Please find all lines in the data that hold the string "Kent" and copy them.

Data records
--- begin ---

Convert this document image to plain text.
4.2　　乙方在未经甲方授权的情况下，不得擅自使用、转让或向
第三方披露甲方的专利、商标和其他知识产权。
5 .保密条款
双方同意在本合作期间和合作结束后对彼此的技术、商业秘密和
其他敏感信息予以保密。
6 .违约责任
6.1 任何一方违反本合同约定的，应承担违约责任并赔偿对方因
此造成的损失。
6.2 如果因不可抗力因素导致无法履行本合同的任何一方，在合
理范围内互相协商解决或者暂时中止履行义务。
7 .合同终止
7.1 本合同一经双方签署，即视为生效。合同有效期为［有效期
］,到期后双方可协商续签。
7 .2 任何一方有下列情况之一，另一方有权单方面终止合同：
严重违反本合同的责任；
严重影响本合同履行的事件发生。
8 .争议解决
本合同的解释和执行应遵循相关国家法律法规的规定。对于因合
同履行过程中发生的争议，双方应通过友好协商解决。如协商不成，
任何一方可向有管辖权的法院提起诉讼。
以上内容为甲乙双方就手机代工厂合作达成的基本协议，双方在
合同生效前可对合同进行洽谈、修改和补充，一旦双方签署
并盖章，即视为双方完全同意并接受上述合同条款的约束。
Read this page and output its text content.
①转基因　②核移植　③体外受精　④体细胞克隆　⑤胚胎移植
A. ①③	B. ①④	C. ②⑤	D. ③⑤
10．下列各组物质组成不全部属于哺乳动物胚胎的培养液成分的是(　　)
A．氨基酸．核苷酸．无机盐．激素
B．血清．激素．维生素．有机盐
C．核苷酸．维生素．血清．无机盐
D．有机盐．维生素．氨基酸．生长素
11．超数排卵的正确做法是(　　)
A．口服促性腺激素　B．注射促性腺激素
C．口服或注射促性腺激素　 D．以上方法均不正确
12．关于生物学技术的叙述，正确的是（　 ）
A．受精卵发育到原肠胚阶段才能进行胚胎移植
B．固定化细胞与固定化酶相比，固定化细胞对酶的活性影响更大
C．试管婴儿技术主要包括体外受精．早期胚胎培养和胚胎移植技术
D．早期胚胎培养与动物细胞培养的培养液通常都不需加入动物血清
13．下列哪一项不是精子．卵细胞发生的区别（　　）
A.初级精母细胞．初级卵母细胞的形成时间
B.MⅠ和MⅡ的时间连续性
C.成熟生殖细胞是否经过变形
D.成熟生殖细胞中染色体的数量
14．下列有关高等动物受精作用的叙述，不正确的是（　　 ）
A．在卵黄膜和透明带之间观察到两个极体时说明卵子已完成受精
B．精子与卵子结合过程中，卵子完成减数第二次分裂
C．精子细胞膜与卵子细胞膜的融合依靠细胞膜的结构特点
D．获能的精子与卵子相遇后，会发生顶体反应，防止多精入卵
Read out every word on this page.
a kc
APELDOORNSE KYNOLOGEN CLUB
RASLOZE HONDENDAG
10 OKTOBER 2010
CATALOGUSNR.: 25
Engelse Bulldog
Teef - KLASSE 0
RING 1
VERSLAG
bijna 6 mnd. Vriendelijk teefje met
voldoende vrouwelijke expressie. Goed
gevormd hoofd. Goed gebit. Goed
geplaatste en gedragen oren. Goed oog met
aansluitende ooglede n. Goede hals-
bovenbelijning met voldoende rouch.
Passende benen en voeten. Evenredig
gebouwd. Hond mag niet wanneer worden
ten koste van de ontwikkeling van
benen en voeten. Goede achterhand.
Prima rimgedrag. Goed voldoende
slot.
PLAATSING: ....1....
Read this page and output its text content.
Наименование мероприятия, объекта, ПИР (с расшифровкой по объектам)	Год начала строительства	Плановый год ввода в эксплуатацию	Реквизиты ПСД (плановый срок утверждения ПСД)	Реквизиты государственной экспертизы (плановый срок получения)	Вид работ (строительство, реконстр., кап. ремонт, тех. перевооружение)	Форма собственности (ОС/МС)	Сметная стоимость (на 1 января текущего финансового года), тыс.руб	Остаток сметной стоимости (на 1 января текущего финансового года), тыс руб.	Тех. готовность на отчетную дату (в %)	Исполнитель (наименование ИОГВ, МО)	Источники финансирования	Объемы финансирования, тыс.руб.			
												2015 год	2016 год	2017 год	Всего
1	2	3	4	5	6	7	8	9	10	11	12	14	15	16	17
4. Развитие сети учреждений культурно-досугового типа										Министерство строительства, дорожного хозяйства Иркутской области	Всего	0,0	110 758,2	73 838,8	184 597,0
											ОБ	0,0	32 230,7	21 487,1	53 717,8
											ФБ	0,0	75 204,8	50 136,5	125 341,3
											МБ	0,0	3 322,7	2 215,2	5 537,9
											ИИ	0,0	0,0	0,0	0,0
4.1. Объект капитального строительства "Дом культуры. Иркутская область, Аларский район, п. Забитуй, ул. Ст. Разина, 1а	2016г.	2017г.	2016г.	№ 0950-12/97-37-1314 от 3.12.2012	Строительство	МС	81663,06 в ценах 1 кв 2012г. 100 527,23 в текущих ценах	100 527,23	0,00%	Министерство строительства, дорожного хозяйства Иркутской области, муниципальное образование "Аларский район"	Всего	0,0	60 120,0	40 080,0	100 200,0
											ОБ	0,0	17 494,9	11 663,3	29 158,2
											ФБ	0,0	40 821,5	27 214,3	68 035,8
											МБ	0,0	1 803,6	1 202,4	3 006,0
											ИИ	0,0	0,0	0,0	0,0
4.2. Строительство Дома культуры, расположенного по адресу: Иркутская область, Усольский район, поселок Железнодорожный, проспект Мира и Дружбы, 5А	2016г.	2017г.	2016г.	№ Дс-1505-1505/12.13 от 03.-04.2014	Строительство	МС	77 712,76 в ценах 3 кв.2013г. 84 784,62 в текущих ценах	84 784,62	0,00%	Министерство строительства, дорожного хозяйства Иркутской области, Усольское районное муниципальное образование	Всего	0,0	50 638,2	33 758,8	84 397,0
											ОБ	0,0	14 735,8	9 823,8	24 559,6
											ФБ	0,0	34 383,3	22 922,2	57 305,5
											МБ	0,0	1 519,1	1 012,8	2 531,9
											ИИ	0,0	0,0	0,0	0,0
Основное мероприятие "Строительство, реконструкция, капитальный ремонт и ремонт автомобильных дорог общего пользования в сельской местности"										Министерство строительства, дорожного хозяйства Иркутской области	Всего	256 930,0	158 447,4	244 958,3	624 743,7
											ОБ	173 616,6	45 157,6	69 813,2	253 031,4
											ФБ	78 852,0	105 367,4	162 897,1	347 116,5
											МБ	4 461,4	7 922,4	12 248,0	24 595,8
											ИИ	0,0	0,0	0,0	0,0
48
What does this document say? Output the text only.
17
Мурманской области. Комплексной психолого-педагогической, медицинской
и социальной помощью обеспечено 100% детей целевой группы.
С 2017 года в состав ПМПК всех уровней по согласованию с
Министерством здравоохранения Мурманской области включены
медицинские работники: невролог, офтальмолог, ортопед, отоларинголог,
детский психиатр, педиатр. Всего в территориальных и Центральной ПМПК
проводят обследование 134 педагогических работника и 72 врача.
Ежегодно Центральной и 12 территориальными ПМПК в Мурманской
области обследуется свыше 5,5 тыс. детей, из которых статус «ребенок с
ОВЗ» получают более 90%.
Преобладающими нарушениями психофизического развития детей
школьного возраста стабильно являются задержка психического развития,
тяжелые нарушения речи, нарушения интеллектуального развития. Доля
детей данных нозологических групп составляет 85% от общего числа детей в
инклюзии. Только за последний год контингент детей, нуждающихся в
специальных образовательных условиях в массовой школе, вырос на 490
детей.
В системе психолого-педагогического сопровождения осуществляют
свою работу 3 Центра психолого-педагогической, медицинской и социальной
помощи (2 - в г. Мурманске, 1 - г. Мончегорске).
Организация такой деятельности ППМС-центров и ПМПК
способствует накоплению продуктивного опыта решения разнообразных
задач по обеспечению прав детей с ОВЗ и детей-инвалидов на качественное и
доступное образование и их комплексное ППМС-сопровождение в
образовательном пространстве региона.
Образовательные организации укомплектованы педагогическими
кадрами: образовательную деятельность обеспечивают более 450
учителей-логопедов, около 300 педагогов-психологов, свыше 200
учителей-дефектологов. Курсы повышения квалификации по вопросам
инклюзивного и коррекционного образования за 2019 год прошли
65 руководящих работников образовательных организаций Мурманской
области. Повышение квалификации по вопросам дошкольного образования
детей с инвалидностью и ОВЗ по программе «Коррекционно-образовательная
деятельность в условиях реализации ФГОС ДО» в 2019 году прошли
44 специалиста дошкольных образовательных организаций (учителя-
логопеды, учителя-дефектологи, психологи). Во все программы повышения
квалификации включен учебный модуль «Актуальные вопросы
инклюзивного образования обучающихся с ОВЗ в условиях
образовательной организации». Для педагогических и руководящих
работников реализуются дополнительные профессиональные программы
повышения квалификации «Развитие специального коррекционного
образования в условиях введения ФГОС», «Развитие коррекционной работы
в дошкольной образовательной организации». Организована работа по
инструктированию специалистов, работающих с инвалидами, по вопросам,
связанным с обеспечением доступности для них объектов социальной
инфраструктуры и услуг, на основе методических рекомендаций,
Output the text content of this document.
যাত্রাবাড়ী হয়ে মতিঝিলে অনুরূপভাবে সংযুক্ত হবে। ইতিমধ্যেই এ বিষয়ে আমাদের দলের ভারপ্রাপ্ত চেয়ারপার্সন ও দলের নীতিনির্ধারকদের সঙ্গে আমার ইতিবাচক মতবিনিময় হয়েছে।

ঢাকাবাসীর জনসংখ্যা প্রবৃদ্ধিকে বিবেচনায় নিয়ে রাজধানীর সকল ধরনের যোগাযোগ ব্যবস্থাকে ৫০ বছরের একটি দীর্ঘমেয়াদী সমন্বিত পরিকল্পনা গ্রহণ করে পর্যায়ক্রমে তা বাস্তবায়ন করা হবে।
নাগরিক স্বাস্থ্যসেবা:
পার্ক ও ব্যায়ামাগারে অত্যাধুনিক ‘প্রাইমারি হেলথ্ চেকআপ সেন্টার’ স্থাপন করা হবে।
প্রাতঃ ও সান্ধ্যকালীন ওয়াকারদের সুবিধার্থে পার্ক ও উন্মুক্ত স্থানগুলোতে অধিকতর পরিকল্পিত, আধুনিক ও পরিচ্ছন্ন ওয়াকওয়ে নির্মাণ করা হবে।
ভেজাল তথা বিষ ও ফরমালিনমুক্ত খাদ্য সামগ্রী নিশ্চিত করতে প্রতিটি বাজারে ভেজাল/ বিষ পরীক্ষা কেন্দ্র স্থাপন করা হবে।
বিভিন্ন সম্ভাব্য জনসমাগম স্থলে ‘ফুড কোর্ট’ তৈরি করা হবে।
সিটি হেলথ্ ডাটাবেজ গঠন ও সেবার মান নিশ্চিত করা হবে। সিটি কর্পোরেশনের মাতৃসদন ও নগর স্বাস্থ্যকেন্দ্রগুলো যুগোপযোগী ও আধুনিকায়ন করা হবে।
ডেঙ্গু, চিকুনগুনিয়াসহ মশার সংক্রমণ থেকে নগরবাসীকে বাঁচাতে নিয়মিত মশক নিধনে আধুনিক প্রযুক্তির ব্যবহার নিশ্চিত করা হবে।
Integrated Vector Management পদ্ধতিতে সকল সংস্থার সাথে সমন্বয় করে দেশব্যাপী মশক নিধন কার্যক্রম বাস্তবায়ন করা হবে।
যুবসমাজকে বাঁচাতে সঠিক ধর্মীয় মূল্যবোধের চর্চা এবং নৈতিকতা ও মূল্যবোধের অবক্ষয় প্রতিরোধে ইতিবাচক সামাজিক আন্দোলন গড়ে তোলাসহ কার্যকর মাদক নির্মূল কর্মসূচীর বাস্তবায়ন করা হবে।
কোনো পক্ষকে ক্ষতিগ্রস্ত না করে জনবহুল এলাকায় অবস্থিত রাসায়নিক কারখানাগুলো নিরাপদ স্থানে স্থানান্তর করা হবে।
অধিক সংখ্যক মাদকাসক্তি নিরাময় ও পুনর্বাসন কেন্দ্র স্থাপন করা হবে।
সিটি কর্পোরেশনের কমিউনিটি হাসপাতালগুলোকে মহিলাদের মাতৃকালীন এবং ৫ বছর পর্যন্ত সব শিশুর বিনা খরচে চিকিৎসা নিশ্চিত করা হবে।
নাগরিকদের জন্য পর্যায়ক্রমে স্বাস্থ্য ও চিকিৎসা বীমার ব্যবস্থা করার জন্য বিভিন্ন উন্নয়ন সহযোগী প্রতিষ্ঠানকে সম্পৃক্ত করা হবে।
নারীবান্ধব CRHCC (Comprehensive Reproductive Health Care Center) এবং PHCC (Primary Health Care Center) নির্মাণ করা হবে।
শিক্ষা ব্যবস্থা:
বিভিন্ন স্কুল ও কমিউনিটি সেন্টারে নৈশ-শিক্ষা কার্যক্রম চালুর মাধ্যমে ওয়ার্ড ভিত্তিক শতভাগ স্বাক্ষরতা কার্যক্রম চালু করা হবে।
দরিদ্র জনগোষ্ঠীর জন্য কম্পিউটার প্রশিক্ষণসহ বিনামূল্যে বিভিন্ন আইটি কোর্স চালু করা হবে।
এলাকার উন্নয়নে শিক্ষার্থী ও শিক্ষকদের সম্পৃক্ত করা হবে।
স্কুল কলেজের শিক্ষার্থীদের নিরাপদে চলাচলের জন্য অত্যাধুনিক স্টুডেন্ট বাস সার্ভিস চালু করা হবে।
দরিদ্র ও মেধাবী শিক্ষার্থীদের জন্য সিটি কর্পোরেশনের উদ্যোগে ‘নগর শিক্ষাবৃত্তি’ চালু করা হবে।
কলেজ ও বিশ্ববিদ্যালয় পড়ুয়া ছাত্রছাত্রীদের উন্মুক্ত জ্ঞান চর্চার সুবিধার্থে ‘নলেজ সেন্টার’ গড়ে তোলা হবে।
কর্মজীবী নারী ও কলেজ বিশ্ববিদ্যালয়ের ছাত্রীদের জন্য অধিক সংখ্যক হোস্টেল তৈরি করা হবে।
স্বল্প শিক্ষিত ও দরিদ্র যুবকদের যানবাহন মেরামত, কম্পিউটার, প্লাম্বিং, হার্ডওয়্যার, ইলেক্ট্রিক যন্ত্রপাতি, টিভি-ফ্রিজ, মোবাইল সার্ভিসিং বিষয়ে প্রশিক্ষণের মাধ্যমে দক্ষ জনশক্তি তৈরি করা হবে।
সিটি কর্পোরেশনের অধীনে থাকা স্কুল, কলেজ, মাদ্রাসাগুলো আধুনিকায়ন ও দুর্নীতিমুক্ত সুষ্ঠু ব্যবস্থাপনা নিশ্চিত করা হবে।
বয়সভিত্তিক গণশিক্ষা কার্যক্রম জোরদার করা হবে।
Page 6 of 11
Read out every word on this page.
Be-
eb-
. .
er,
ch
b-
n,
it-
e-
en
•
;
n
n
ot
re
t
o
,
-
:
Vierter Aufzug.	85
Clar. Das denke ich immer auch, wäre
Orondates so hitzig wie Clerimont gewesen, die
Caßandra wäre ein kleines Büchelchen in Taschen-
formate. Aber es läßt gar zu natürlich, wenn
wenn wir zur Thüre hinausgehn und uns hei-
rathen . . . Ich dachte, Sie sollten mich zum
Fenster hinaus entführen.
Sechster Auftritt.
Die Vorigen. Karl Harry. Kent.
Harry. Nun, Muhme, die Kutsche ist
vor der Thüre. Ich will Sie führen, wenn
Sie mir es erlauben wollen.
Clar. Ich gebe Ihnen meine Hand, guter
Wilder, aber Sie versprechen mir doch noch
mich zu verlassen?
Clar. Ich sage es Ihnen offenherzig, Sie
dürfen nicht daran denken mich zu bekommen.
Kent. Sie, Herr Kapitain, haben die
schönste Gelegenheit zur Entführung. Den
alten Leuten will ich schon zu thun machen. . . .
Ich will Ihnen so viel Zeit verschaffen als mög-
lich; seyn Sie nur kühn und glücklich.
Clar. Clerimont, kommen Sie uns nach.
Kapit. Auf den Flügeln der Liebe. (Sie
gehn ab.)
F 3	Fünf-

--- end ---

▸ TASK RESPONSE
Die Vorigen. Karl Harry. Kent.
Kent. Sie, Herr Kapitain, haben die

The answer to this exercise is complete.